> Input for this task:
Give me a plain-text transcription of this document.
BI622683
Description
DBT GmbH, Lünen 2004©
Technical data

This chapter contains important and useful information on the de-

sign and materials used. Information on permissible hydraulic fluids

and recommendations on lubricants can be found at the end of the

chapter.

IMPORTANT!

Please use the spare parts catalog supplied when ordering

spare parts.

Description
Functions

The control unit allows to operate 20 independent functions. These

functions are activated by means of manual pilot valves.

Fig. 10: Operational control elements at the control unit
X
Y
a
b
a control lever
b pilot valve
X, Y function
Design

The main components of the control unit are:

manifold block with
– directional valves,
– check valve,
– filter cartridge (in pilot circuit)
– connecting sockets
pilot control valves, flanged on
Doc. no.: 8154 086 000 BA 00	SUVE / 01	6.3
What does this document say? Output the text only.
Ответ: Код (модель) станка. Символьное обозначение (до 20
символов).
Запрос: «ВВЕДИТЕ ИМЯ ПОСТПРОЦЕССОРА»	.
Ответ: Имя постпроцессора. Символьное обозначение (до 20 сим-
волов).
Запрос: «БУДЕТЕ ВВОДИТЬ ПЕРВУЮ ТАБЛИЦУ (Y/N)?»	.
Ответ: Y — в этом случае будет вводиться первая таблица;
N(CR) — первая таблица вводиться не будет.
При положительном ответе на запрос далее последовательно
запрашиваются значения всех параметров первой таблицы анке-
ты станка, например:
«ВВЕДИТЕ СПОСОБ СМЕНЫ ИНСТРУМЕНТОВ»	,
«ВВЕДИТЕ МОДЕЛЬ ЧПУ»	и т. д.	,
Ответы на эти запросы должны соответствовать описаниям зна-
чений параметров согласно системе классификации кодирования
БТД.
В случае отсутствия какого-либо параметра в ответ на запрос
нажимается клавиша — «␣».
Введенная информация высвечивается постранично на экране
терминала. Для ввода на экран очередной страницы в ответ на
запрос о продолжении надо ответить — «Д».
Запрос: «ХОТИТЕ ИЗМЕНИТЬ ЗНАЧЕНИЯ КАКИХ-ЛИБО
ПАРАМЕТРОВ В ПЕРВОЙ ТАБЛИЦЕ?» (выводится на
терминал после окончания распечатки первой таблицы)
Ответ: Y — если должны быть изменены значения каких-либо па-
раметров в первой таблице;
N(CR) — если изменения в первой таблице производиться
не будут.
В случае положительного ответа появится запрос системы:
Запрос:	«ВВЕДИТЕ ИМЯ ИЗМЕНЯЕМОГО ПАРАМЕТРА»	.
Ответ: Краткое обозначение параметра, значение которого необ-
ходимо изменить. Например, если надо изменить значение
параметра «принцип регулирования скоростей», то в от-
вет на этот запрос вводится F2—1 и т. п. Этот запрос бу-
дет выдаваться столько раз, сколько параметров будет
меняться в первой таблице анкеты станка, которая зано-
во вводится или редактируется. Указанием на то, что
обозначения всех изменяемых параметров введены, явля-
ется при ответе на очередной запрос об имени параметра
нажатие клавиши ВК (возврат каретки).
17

> Stated goal: Transcribe the material exactly as it reads.

> Task answer:
Give me a plain-text transcription of this document.
BI622683
Description
DBT GmbH, Lünen 2004©
Technical data

This chapter contains important and useful information on the de-

sign and materials used. Information on permissible hydraulic fluids

and recommendations on lubricants can be found at the end of the

chapter.

IMPORTANT!

Please use the spare parts catalog supplied when ordering

spare parts.

Description
Functions

The control unit allows to operate 20 independent functions. These

functions are activated by means of manual pilot valves.

Fig. 10: Operational control elements at the control unit
X
Y
a
b
a control lever
b pilot valve
X, Y function
Design

The main components of the control unit are:

manifold block with
– directional valves,
– check valve,
– filter cartridge (in pilot circuit)
– connecting sockets
pilot control valves, flanged on
Doc. no.: 8154 086 000 BA 00	SUVE / 01	6.3
What does this document say? Output the text only.
Ответ: Код (модель) станка. Символьное обозначение (до 20
символов).
Запрос: «ВВЕДИТЕ ИМЯ ПОСТПРОЦЕССОРА»	.
Ответ: Имя постпроцессора. Символьное обозначение (до 20 сим-
волов).
Запрос: «БУДЕТЕ ВВОДИТЬ ПЕРВУЮ ТАБЛИЦУ (Y/N)?»	.
Ответ: Y — в этом случае будет вводиться первая таблица;
N(CR) — первая таблица вводиться не будет.
При положительном ответе на запрос далее последовательно
запрашиваются значения всех параметров первой таблицы анке-
ты станка, например:
«ВВЕДИТЕ СПОСОБ СМЕНЫ ИНСТРУМЕНТОВ»	,
«ВВЕДИТЕ МОДЕЛЬ ЧПУ»	и т. д.	,
Ответы на эти запросы должны соответствовать описаниям зна-
чений параметров согласно системе классификации кодирования
БТД.
В случае отсутствия какого-либо параметра в ответ на запрос
нажимается клавиша — «␣».
Введенная информация высвечивается постранично на экране
терминала. Для ввода на экран очередной страницы в ответ на
запрос о продолжении надо ответить — «Д».
Запрос: «ХОТИТЕ ИЗМЕНИТЬ ЗНАЧЕНИЯ КАКИХ-ЛИБО
ПАРАМЕТРОВ В ПЕРВОЙ ТАБЛИЦЕ?» (выводится на
терминал после окончания распечатки первой таблицы)
Ответ: Y — если должны быть изменены значения каких-либо па-
раметров в первой таблице;
N(CR) — если изменения в первой таблице производиться
не будут.
В случае положительного ответа появится запрос системы:
Запрос:	«ВВЕДИТЕ ИМЯ ИЗМЕНЯЕМОГО ПАРАМЕТРА»	.
Ответ: Краткое обозначение параметра, значение которого необ-
ходимо изменить. Например, если надо изменить значение
параметра «принцип регулирования скоростей», то в от-
вет на этот запрос вводится F2—1 и т. п. Этот запрос бу-
дет выдаваться столько раз, сколько параметров будет
меняться в первой таблице анкеты станка, которая зано-
во вводится или редактируется. Указанием на то, что
обозначения всех изменяемых параметров введены, явля-
ется при ответе на очередной запрос об имени параметра
нажатие клавиши ВК (возврат каретки).
17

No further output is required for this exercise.